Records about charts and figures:

--

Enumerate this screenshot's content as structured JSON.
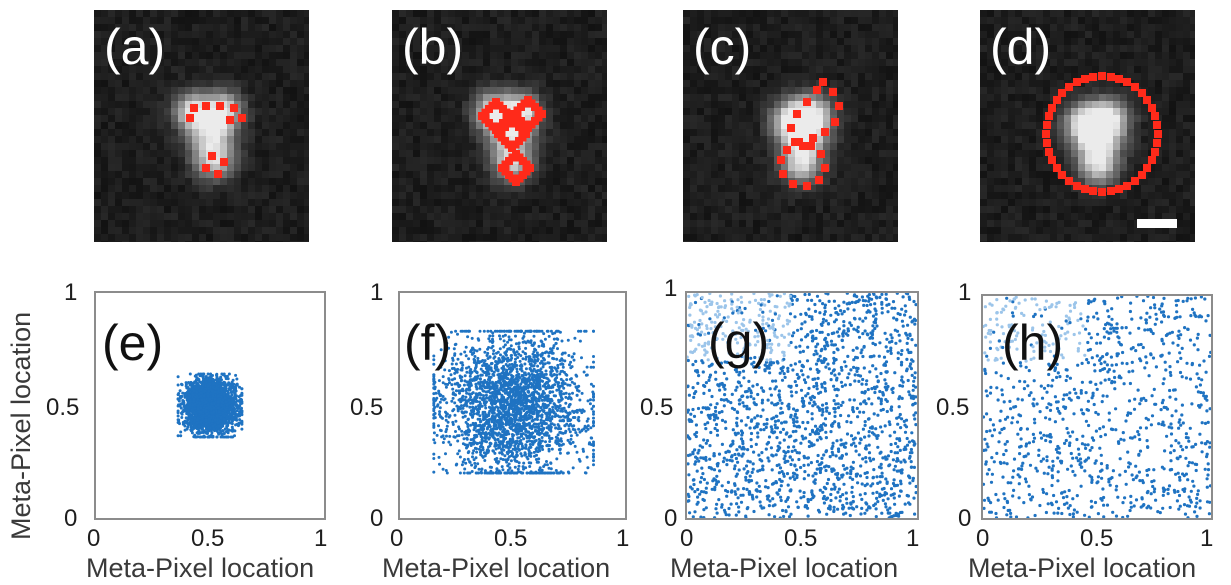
{
  "figure": {
    "micrographs": [
      {
        "label": "(a)",
        "overlay": "four-points",
        "scale_bar": false
      },
      {
        "label": "(b)",
        "overlay": "four-diamonds",
        "scale_bar": false
      },
      {
        "label": "(c)",
        "overlay": "two-blobs",
        "scale_bar": false
      },
      {
        "label": "(d)",
        "overlay": "circle",
        "scale_bar": true
      }
    ],
    "axis_label": "Meta-Pixel location",
    "colors": {
      "points": "#1f73c2",
      "points_light": "#9cc5ea",
      "overlay": "#ff2a1a"
    }
  },
  "chart_data": [
    {
      "type": "scatter",
      "label": "(e)",
      "xlabel": "Meta-Pixel location",
      "ylabel": "Meta-Pixel location",
      "xlim": [
        0,
        1
      ],
      "ylim": [
        0,
        1
      ],
      "x_ticks": [
        "0",
        "0.5",
        "1"
      ],
      "y_ticks": [
        "0",
        "0.5",
        "1"
      ],
      "distribution": {
        "center": [
          0.5,
          0.5
        ],
        "spread": 0.055,
        "n": 3000
      }
    },
    {
      "type": "scatter",
      "label": "(f)",
      "xlabel": "Meta-Pixel location",
      "ylabel": "",
      "xlim": [
        0,
        1
      ],
      "ylim": [
        0,
        1
      ],
      "x_ticks": [
        "0",
        "0.5",
        "1"
      ],
      "y_ticks": [
        "0",
        "0.5",
        "1"
      ],
      "distribution": {
        "center": [
          0.5,
          0.5
        ],
        "spread": 0.16,
        "n": 2600
      }
    },
    {
      "type": "scatter",
      "label": "(g)",
      "xlabel": "Meta-Pixel location",
      "ylabel": "",
      "xlim": [
        0,
        1
      ],
      "ylim": [
        0,
        1
      ],
      "x_ticks": [
        "0",
        "0.5",
        "1"
      ],
      "y_ticks": [
        "0",
        "0.5",
        "1"
      ],
      "distribution": {
        "center": [
          0.5,
          0.5
        ],
        "spread": "uniform",
        "n": 1800
      }
    },
    {
      "type": "scatter",
      "label": "(h)",
      "xlabel": "Meta-Pixel location",
      "ylabel": "",
      "xlim": [
        0,
        1
      ],
      "ylim": [
        0,
        1
      ],
      "x_ticks": [
        "0",
        "0.5",
        "1"
      ],
      "y_ticks": [
        "0",
        "0.5",
        "1"
      ],
      "distribution": {
        "center": [
          0.5,
          0.5
        ],
        "spread": "uniform",
        "n": 1000
      }
    }
  ]
}
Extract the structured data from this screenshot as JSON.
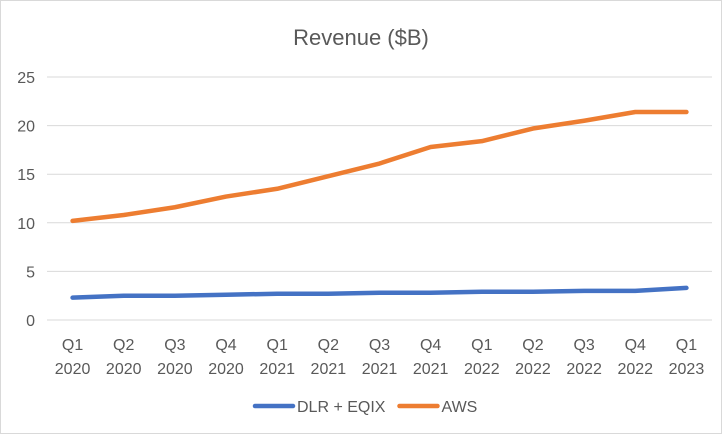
{
  "chart_data": {
    "type": "line",
    "title": "Revenue ($B)",
    "xlabel": "",
    "ylabel": "",
    "categories": [
      [
        "Q1",
        "2020"
      ],
      [
        "Q2",
        "2020"
      ],
      [
        "Q3",
        "2020"
      ],
      [
        "Q4",
        "2020"
      ],
      [
        "Q1",
        "2021"
      ],
      [
        "Q2",
        "2021"
      ],
      [
        "Q3",
        "2021"
      ],
      [
        "Q4",
        "2021"
      ],
      [
        "Q1",
        "2022"
      ],
      [
        "Q2",
        "2022"
      ],
      [
        "Q3",
        "2022"
      ],
      [
        "Q4",
        "2022"
      ],
      [
        "Q1",
        "2023"
      ]
    ],
    "ylim": [
      0,
      25
    ],
    "yticks": [
      0,
      5,
      10,
      15,
      20,
      25
    ],
    "grid": true,
    "legend_position": "bottom",
    "series": [
      {
        "name": "DLR + EQIX",
        "color": "#4472c4",
        "values": [
          2.3,
          2.5,
          2.5,
          2.6,
          2.7,
          2.7,
          2.8,
          2.8,
          2.9,
          2.9,
          3.0,
          3.0,
          3.3
        ]
      },
      {
        "name": "AWS",
        "color": "#ed7d31",
        "values": [
          10.2,
          10.8,
          11.6,
          12.7,
          13.5,
          14.8,
          16.1,
          17.8,
          18.4,
          19.7,
          20.5,
          21.4,
          21.4
        ]
      }
    ]
  }
}
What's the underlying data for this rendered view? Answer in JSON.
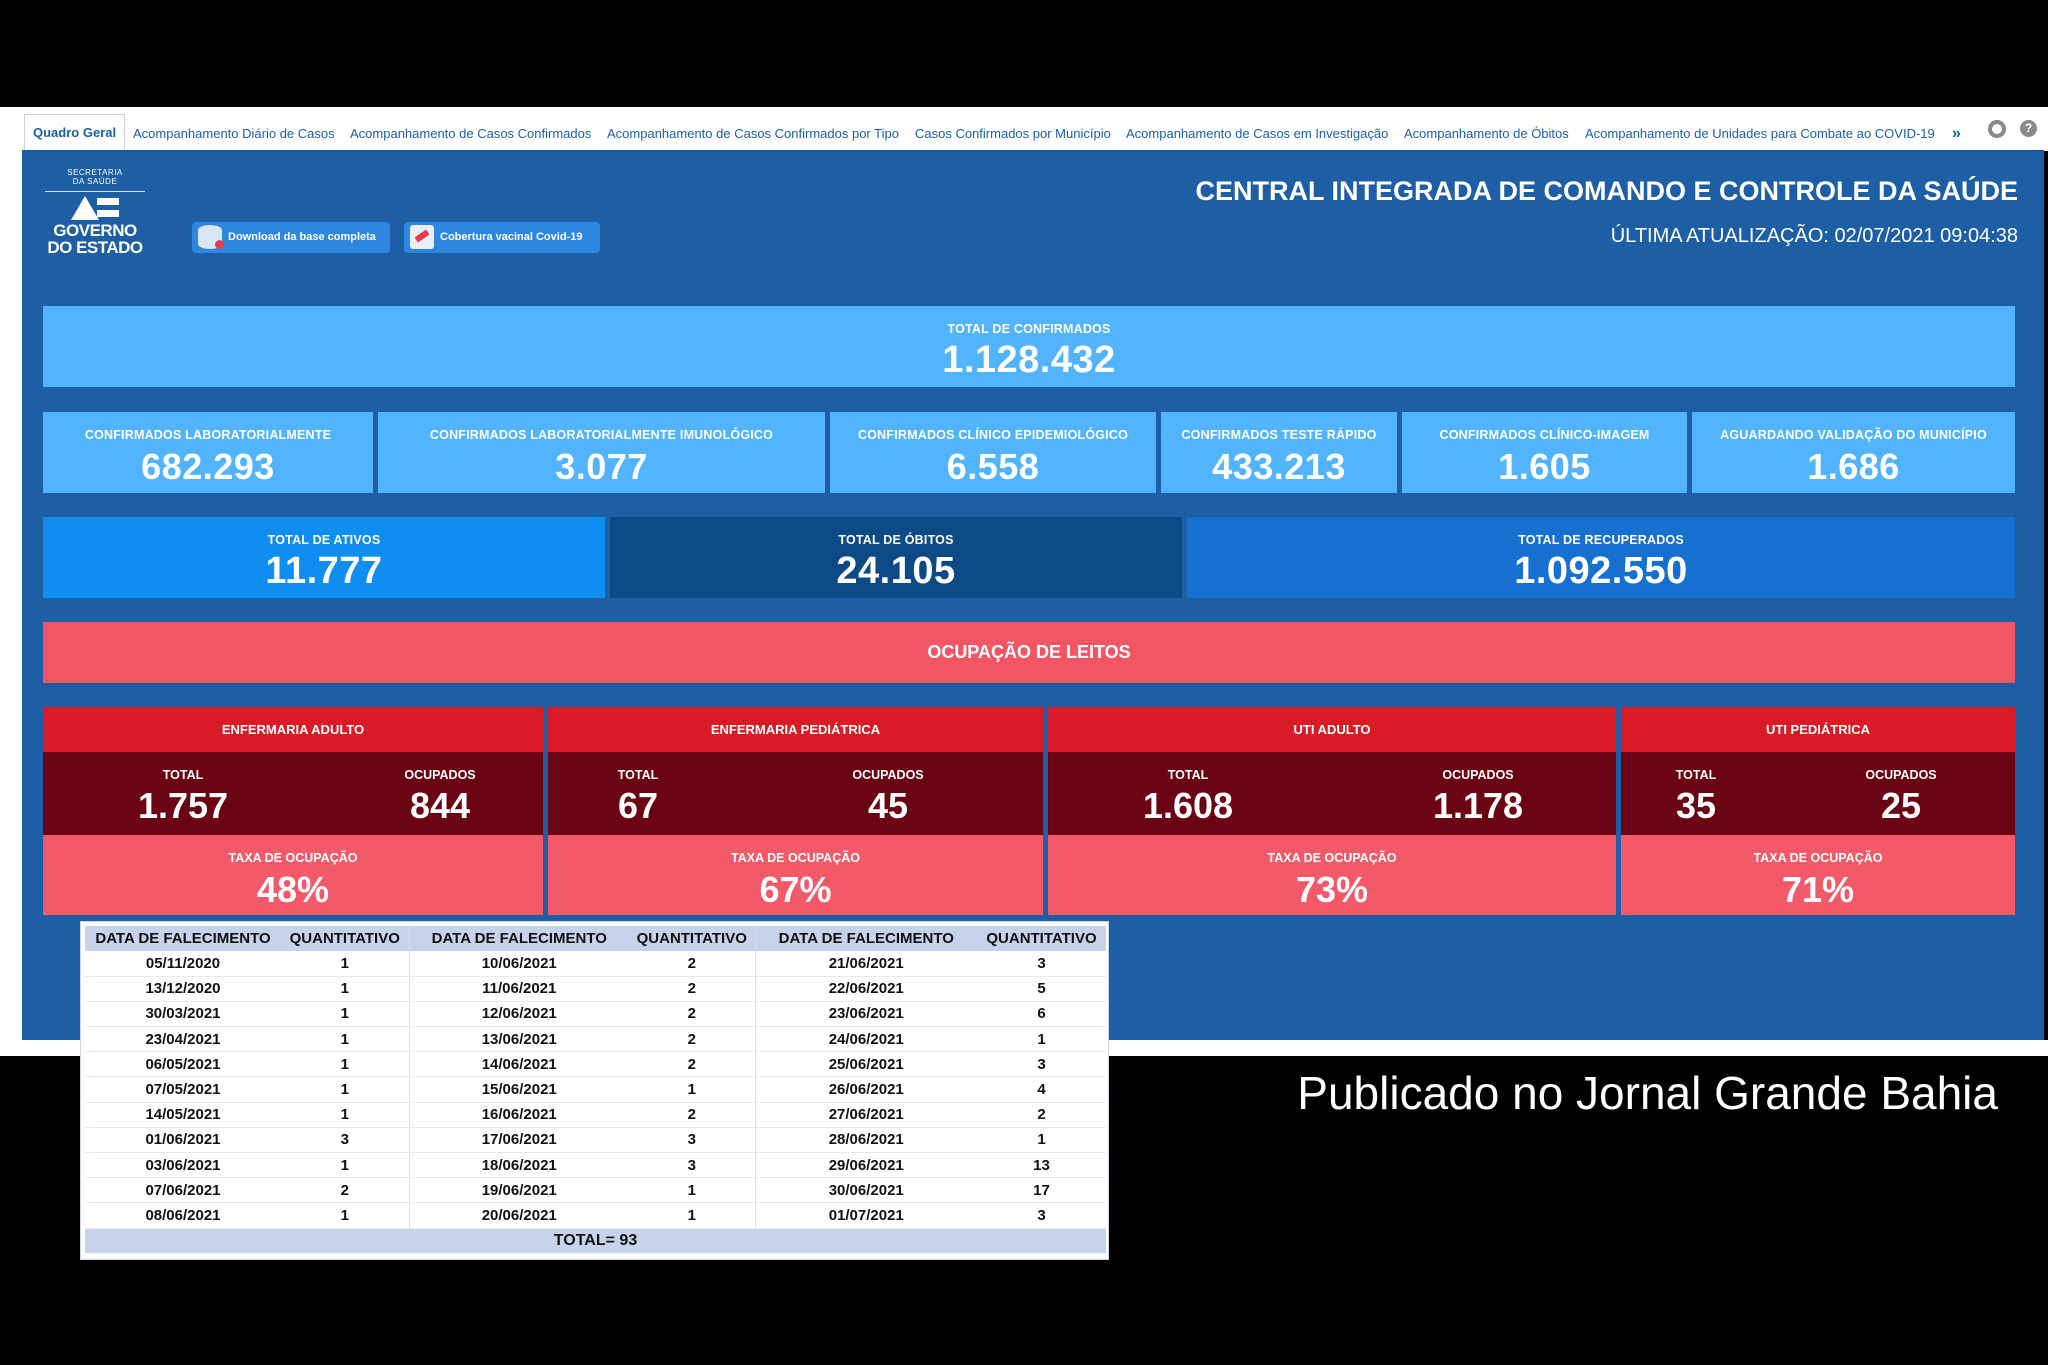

--

* DIRECTIONS FOR THIS TASK *
All of the material above is to be copied exactly, except for its images.

* TASK SOLUTION *
Enumerate this screenshot's content as structured JSON.
{
  "figure": {
    "micrographs": [
      {
        "label": "(a)",
        "overlay": "four-points",
        "scale_bar": false
      },
      {
        "label": "(b)",
        "overlay": "four-diamonds",
        "scale_bar": false
      },
      {
        "label": "(c)",
        "overlay": "two-blobs",
        "scale_bar": false
      },
      {
        "label": "(d)",
        "overlay": "circle",
        "scale_bar": true
      }
    ],
    "axis_label": "Meta-Pixel location",
    "colors": {
      "points": "#1f73c2",
      "points_light": "#9cc5ea",
      "overlay": "#ff2a1a"
    }
  },
  "chart_data": [
    {
      "type": "scatter",
      "label": "(e)",
      "xlabel": "Meta-Pixel location",
      "ylabel": "Meta-Pixel location",
      "xlim": [
        0,
        1
      ],
      "ylim": [
        0,
        1
      ],
      "x_ticks": [
        "0",
        "0.5",
        "1"
      ],
      "y_ticks": [
        "0",
        "0.5",
        "1"
      ],
      "distribution": {
        "center": [
          0.5,
          0.5
        ],
        "spread": 0.055,
        "n": 3000
      }
    },
    {
      "type": "scatter",
      "label": "(f)",
      "xlabel": "Meta-Pixel location",
      "ylabel": "",
      "xlim": [
        0,
        1
      ],
      "ylim": [
        0,
        1
      ],
      "x_ticks": [
        "0",
        "0.5",
        "1"
      ],
      "y_ticks": [
        "0",
        "0.5",
        "1"
      ],
      "distribution": {
        "center": [
          0.5,
          0.5
        ],
        "spread": 0.16,
        "n": 2600
      }
    },
    {
      "type": "scatter",
      "label": "(g)",
      "xlabel": "Meta-Pixel location",
      "ylabel": "",
      "xlim": [
        0,
        1
      ],
      "ylim": [
        0,
        1
      ],
      "x_ticks": [
        "0",
        "0.5",
        "1"
      ],
      "y_ticks": [
        "0",
        "0.5",
        "1"
      ],
      "distribution": {
        "center": [
          0.5,
          0.5
        ],
        "spread": "uniform",
        "n": 1800
      }
    },
    {
      "type": "scatter",
      "label": "(h)",
      "xlabel": "Meta-Pixel location",
      "ylabel": "",
      "xlim": [
        0,
        1
      ],
      "ylim": [
        0,
        1
      ],
      "x_ticks": [
        "0",
        "0.5",
        "1"
      ],
      "y_ticks": [
        "0",
        "0.5",
        "1"
      ],
      "distribution": {
        "center": [
          0.5,
          0.5
        ],
        "spread": "uniform",
        "n": 1000
      }
    }
  ]
}
Extract the structured data from this screenshot as JSON.
{
  "chart_data": {
    "type": "line",
    "title": "Revenue ($B)",
    "xlabel": "",
    "ylabel": "",
    "categories": [
      [
        "Q1",
        "2020"
      ],
      [
        "Q2",
        "2020"
      ],
      [
        "Q3",
        "2020"
      ],
      [
        "Q4",
        "2020"
      ],
      [
        "Q1",
        "2021"
      ],
      [
        "Q2",
        "2021"
      ],
      [
        "Q3",
        "2021"
      ],
      [
        "Q4",
        "2021"
      ],
      [
        "Q1",
        "2022"
      ],
      [
        "Q2",
        "2022"
      ],
      [
        "Q3",
        "2022"
      ],
      [
        "Q4",
        "2022"
      ],
      [
        "Q1",
        "2023"
      ]
    ],
    "ylim": [
      0,
      25
    ],
    "yticks": [
      0,
      5,
      10,
      15,
      20,
      25
    ],
    "grid": true,
    "legend_position": "bottom",
    "series": [
      {
        "name": "DLR + EQIX",
        "color": "#4472c4",
        "values": [
          2.3,
          2.5,
          2.5,
          2.6,
          2.7,
          2.7,
          2.8,
          2.8,
          2.9,
          2.9,
          3.0,
          3.0,
          3.3
        ]
      },
      {
        "name": "AWS",
        "color": "#ed7d31",
        "values": [
          10.2,
          10.8,
          11.6,
          12.7,
          13.5,
          14.8,
          16.1,
          17.8,
          18.4,
          19.7,
          20.5,
          21.4,
          21.4
        ]
      }
    ]
  }
}
What's the underlying data for this rendered view? Answer in JSON.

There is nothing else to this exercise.